• PROVIDED TEXT:
%%

A vibrator 39 may be used to indicate correct alignment of the reading device with a label (hit) or, in another embodiment, that there is a misalignment between reading device and label.

A battery 40 supplies electric power to the device. Either a primary battery or a secondary (rechargeable) battery may be used. The rechargeable battery may be charged when plugged into the computer through the USB interface.

Audio files may be stored in digital memory means 41, which may include for example solid state memory devices such as Flash memory, ROMs, PROMs or EEPROMS or a combination thereof.

Preferably, audio files are stored in a compressed form in the memory, to save memory space and thus to allow more information to be stored therein.

Other memory means may include magnetic memory devices, such as a mini disk or diskette, or optical means such as a CD.

Alternately, an interface to an external memory device may be used.

The audio files may be stored in a computer or PC (not shown), with a radio interface therewith, using for example an RF transceiver 42 (optional).

This feature allows to store a multitude of audio files, possibly for many books, in the computer. The files may also be updated by loading them into the computer using methods and means known in the art.

A demand for a specific file or part therein is transferred from the reading device to the computer, when a specific label is recognized (when the child places the device over that label).

The computer sends to the reading device the required audio file, which is then outputted using the loudspeaker 37.

The computer can play the applicable audio file using its own Speakers (instead of sending it back to the apparatus).

The device may interface with a computer or other input/output devices using an USB interface 43 with an optional USB controller 44.

An optional man-machine interface (HMI) 48 is used to control the device, and may include (not shown) an ON/OFF switch, volume control, status display, book select, etc.

Selecting between the different stored books may be done using the HMI elements 48, for example scrolling between the stored books is done through dedicated buttons in such a way that the selected book is displayed on the device's display (LCD) and/or the book's name is played and sounded using the integrated speaker.

An Ultrasonic Transceiver 35 may be used instead or in conjunction with the above mentioned sensors, in order to identify the position of the Identification Head relatively to the Label's surface. This positioning is achieved by analyzing the received reflected ultrasonic signal which was previously transmitted from the ultrasonic transceiver placed in the Identification Head.

Input interface means 45 to the microphone 46, allow a user's voice to be entered into the device—for example recording a father's voice or a mother's voice, to be subsequently activated when the child places the device over that label.

Method of Operation

1. The user turns ON the device using an On/Off slide switch.

2. After turned On, the device will perform a Built In Test (BIT), the result of the BIT will be indicated to the user through the HMI indicating/viewing elements.

%%

• RECORD LIST:
%%

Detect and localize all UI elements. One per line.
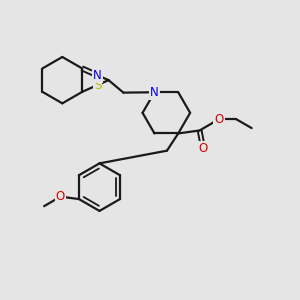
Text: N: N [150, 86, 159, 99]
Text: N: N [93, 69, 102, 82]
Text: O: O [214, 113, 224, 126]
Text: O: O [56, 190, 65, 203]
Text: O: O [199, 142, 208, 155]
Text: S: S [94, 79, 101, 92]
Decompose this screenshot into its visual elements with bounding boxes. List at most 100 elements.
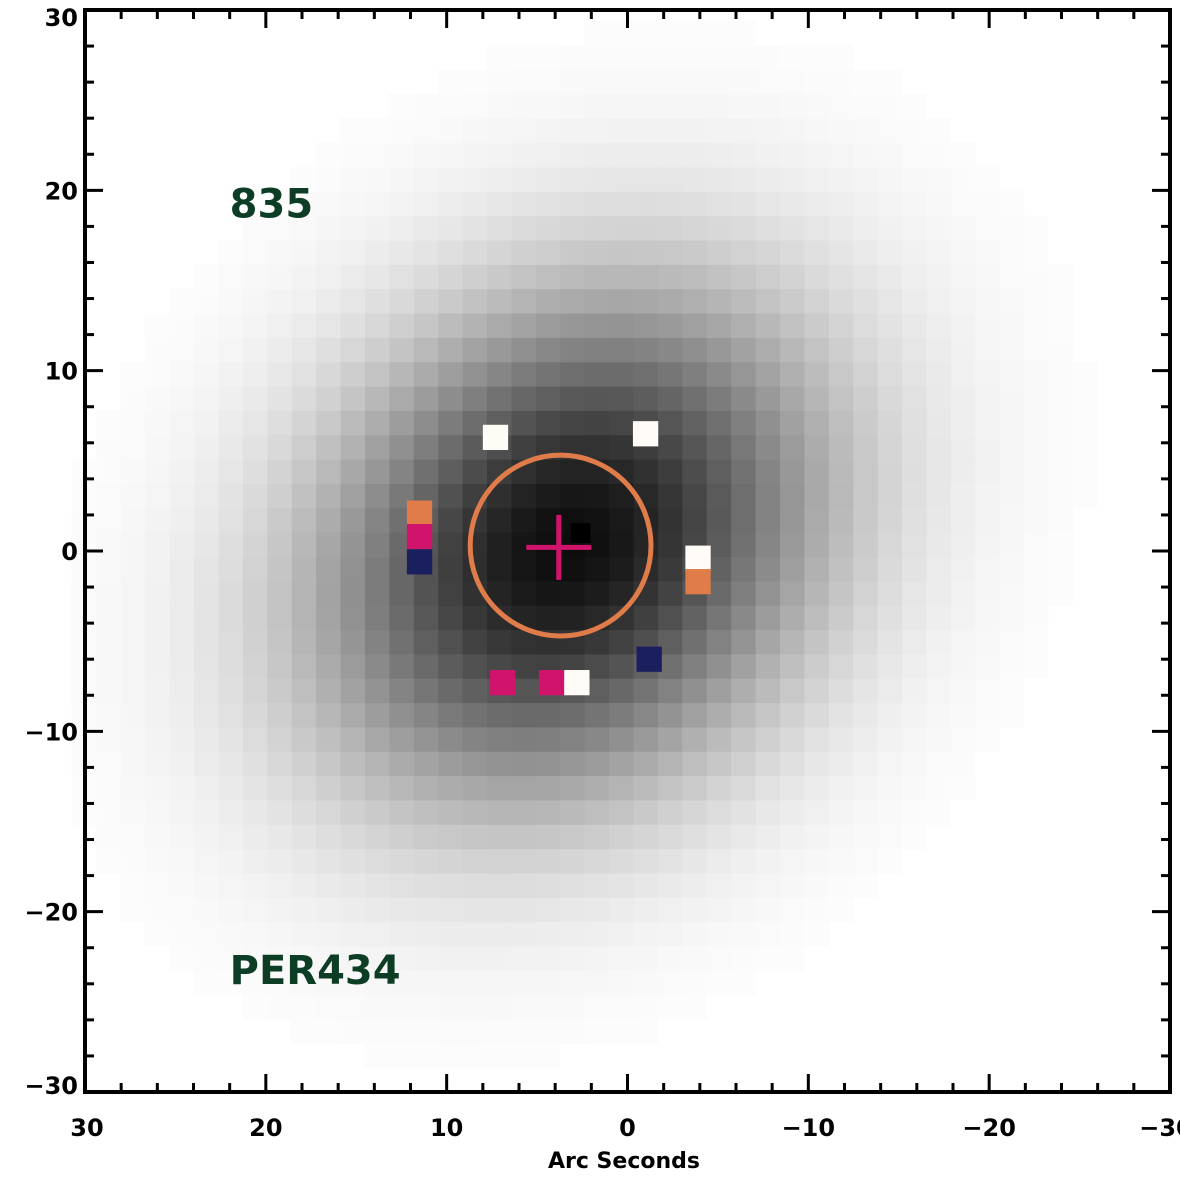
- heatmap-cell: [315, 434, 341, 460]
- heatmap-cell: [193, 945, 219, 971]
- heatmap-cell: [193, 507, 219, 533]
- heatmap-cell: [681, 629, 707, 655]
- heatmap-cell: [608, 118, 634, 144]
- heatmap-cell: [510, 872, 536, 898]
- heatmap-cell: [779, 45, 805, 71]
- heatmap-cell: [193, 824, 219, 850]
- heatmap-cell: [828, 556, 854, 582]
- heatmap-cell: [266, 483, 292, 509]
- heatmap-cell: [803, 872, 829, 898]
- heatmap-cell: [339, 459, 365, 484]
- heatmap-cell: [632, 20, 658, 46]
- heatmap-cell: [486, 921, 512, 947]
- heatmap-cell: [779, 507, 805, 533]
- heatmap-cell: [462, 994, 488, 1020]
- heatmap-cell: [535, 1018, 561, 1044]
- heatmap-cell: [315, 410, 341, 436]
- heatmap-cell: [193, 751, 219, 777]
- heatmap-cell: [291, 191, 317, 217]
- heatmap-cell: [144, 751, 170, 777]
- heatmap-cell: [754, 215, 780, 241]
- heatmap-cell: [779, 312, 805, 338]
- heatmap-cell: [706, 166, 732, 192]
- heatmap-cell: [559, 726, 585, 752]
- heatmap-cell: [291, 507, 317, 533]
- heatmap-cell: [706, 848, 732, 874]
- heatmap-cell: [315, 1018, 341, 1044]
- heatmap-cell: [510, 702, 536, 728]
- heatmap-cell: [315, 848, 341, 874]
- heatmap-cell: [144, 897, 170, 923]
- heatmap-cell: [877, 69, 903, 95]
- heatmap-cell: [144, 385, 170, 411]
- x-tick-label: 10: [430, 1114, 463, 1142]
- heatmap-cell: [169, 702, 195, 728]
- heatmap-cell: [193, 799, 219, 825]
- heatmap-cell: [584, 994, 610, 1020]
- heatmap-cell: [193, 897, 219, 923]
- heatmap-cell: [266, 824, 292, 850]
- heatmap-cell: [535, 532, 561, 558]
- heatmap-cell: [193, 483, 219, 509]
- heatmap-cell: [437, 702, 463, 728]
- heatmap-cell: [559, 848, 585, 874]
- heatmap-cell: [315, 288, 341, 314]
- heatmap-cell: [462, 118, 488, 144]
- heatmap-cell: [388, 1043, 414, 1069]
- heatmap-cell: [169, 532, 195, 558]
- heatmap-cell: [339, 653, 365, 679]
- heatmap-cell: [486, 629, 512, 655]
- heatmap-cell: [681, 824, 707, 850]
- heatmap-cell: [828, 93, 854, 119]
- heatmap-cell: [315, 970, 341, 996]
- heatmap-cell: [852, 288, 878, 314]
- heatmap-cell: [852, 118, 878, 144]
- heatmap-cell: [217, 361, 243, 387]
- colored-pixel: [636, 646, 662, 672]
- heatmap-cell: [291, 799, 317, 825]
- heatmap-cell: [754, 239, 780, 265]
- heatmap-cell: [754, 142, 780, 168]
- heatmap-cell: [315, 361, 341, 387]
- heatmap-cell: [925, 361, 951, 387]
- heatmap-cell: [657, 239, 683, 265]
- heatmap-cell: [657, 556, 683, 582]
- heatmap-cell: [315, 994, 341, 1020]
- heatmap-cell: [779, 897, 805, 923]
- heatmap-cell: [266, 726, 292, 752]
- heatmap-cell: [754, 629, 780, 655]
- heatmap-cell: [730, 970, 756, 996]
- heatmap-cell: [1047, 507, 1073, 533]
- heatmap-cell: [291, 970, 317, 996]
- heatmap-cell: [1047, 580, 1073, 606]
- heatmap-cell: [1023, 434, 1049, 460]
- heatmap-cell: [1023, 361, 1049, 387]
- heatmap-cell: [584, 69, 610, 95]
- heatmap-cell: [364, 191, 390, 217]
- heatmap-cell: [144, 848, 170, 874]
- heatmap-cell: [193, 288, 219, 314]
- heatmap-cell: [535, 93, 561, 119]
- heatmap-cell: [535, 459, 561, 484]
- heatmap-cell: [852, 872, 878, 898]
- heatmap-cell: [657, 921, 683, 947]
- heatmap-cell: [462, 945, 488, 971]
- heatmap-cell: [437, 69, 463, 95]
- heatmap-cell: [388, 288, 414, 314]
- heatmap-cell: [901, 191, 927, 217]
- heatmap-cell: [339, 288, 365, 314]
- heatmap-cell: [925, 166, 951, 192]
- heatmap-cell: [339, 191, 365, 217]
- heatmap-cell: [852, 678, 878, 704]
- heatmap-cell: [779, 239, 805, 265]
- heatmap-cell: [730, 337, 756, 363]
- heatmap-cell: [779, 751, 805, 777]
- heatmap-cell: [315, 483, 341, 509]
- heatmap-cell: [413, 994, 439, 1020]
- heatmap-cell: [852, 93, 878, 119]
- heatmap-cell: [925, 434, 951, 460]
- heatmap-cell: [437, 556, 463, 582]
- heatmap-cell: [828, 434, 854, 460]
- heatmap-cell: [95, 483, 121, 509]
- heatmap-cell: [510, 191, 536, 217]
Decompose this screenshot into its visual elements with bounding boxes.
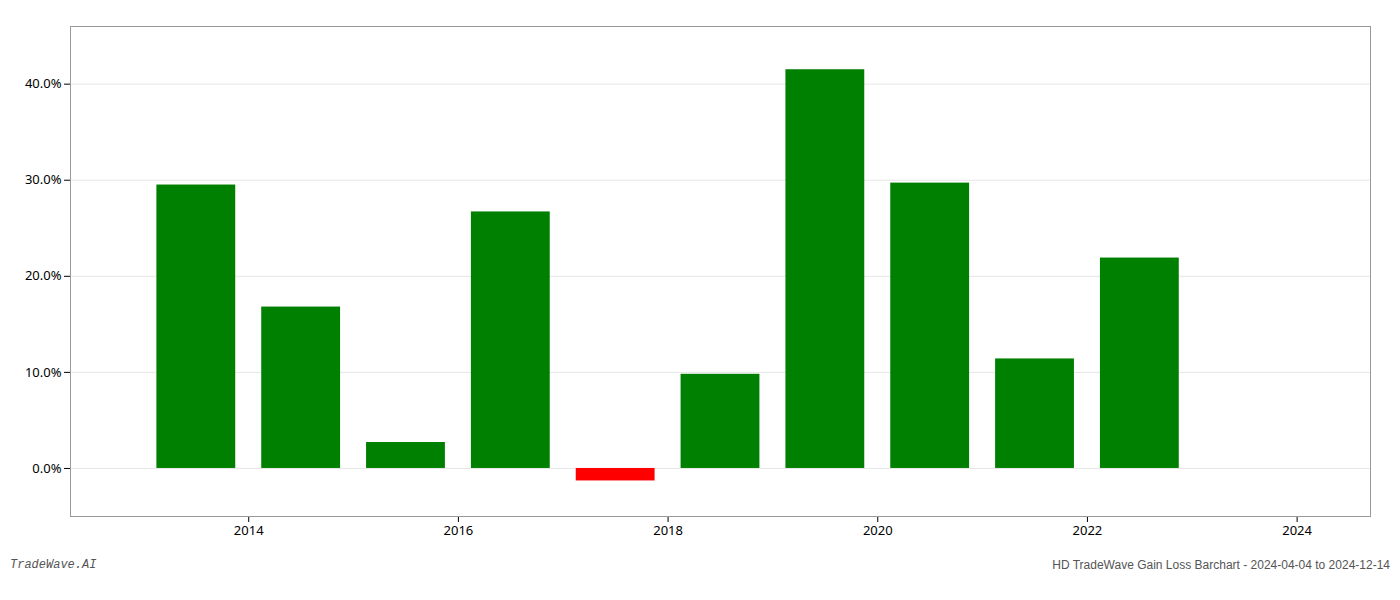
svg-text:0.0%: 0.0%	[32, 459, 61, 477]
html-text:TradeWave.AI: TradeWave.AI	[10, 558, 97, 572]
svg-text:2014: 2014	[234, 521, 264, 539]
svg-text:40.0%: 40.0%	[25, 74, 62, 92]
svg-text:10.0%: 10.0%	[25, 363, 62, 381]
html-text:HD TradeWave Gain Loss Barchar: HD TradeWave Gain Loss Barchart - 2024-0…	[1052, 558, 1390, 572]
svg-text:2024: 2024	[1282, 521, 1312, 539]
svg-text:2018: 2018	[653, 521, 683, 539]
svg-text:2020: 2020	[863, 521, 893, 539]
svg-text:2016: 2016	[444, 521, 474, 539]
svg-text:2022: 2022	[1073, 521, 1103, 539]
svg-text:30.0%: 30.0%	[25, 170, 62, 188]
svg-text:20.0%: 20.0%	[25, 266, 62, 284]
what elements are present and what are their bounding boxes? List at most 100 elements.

%%

• EXERCISE INSTRUCTIONS:
1. In the reading device description, what does the device do right after it is turned on?
2. Write the next part of the reading device description, picking up after its last sentence.

• EXERCISE RESULTS:
1. It performs a Built In Test (BIT) and shows the result to the user through the HMI indicating/viewing elements.

2.
3. The device will continuously look for a scenario indicating that the user has started to perform a Matching Sequence, this scenario will be referred to herein as the Matching Sequence Scenario.

The Matching Sequence is a serial sequence, the trigger to this sequence is a device movement identification by the device's processor.

4. The device movement identification may be achieved by using the embedded Tilt Sensor, this sensor generates multiple short circuit/open circuit states when moved, those multiple changing states are interpreted by the processor as a device movement.

5. After being triggered by the tilt sensor, the device's processor starts to look for the next following state which is referred to herein as the Darkness Identification state.

6. The Darkness Identification state which is the result of putting the Identification Head against the Label's surface (referred to as the Matching Sequence) is a state in which the Identification Head's surface is placed in a complete dark position as a result of the Label Matching sequence.

This state is identified by the photoelectric sensor which is placed on the Identification Head's surface, close to all other dual photoelectric sensors.

7. After the Darkness State was identified by the device's processor, the processor starts to look for Correct Label Matching State.

In order to establish Label Matching the device's processor starts to activate all the dual photoelectric sensors in order to identify correct label matching. Correct Label Matching is achieved when all the applicable sensors identify each, correct gray/color level and the sequential combination of all the identified gray levels produces a correct state (referred to as the Matching State) which represents a valid page number.

8. The sensors array, which is integrated in the Identification Head, includes extra dual photoelectric sensors (referred to as the redundancy sensors). The purpose of the redundancy sensors is to perform Authentication, meaning to eliminate the possibility to identify false matching states, by performing cross validation checkout to the identified sequential combination, in this way false alarms are eliminated.

The redundancy sensor's purpose is to identify certain gray levels or colors in accordance with the gray levels or colors which were already identified by the standard sensors, in such a way that Label Matching Criteria are met, in accordance with specific algorithms, corresponding to the Label's printed structure and shape.

9. After the Matching Sequence process has resulted in a Correct Valid Matching (referred to as HIT), the user is acknowledged by flashing Led (LCD), producing a typical vocal HIT sound and momentarily vibrating the device by activating the embedded vibrator.

10. These acknowledgments/feedback indicate HIT to the user and are followed by generation of prerecorded audio signal which matches the identified valid label.

End of Method.

FIGS. 7 to 12 detail examples of the identification labels.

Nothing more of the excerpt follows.